▶ **WHAT YOU SHOULD DO**:
Identify all lines in the data containing the string "当秤盘不放物体时". Copy them out.

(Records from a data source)
- - - - -

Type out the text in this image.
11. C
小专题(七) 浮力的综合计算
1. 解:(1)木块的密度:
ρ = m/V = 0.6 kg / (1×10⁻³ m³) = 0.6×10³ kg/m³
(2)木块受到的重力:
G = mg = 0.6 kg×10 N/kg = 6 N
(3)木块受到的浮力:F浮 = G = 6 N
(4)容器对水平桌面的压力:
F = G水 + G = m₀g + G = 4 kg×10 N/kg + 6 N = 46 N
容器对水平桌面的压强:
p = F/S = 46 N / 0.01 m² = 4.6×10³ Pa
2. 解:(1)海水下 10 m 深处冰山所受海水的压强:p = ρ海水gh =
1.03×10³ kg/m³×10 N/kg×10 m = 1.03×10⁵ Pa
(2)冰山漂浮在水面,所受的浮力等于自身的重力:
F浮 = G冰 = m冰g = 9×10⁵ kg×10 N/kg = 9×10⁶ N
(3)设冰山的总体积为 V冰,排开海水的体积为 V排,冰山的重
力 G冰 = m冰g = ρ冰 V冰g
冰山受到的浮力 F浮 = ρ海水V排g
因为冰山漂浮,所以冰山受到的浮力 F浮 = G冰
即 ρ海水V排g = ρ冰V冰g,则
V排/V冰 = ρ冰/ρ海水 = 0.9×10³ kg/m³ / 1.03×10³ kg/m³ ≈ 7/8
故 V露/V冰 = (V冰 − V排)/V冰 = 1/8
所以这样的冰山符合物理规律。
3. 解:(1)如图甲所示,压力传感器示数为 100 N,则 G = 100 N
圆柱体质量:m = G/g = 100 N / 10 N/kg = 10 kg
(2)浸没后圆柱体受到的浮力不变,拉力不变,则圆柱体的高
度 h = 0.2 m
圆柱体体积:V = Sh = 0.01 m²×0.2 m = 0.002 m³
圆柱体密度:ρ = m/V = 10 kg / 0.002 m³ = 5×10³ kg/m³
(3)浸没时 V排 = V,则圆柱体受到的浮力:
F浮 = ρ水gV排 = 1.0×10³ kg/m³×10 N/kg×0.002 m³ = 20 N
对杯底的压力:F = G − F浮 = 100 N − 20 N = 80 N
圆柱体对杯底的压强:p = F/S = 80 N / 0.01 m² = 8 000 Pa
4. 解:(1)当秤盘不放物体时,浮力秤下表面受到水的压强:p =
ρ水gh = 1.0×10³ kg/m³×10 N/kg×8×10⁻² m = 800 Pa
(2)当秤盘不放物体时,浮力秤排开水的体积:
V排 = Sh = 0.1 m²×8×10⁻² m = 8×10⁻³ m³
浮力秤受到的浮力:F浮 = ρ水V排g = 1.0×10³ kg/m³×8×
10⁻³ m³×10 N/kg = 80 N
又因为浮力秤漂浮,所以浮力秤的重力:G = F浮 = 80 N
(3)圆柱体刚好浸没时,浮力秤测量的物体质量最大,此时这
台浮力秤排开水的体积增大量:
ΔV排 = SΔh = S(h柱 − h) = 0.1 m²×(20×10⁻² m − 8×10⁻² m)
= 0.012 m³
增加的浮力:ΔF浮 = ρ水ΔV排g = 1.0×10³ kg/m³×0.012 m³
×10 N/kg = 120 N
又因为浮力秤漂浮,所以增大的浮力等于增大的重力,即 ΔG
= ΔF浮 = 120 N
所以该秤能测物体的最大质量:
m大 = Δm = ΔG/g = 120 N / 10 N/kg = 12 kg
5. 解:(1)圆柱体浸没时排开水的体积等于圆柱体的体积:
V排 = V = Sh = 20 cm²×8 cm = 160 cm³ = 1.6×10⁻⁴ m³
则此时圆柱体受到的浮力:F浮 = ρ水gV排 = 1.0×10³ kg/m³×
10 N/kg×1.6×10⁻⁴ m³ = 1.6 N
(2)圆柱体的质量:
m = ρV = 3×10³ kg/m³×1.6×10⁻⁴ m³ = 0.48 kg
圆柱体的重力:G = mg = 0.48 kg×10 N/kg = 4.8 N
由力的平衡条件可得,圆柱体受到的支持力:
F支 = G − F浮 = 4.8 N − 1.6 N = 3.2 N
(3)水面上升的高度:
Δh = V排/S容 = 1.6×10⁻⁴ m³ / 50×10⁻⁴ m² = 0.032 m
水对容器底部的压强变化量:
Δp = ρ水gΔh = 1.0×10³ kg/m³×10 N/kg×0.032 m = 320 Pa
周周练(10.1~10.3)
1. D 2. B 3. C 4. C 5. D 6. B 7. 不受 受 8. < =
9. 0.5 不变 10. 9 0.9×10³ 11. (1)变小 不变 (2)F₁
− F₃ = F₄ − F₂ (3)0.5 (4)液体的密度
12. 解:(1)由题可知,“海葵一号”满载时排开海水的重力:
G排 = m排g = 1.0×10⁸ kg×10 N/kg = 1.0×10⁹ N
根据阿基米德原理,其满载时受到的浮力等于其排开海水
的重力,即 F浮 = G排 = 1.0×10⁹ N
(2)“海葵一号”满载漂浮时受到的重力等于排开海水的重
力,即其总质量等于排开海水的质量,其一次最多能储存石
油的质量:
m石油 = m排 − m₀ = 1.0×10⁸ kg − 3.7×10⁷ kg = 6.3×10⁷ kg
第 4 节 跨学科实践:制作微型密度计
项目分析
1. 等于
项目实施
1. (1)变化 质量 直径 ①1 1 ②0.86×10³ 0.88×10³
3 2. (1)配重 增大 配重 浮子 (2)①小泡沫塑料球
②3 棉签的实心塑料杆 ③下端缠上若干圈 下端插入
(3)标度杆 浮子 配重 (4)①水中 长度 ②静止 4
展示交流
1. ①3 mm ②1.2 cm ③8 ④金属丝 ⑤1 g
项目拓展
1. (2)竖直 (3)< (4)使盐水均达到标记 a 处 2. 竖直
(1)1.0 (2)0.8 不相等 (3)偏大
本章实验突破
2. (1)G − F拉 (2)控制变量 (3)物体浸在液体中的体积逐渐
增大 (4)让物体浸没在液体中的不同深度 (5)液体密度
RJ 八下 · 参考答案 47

- - - - -

▶ **FINISHED TASK**:
4. 解:(1)当秤盘不放物体时,浮力秤下表面受到水的压强:p =
(2)当秤盘不放物体时,浮力秤排开水的体积:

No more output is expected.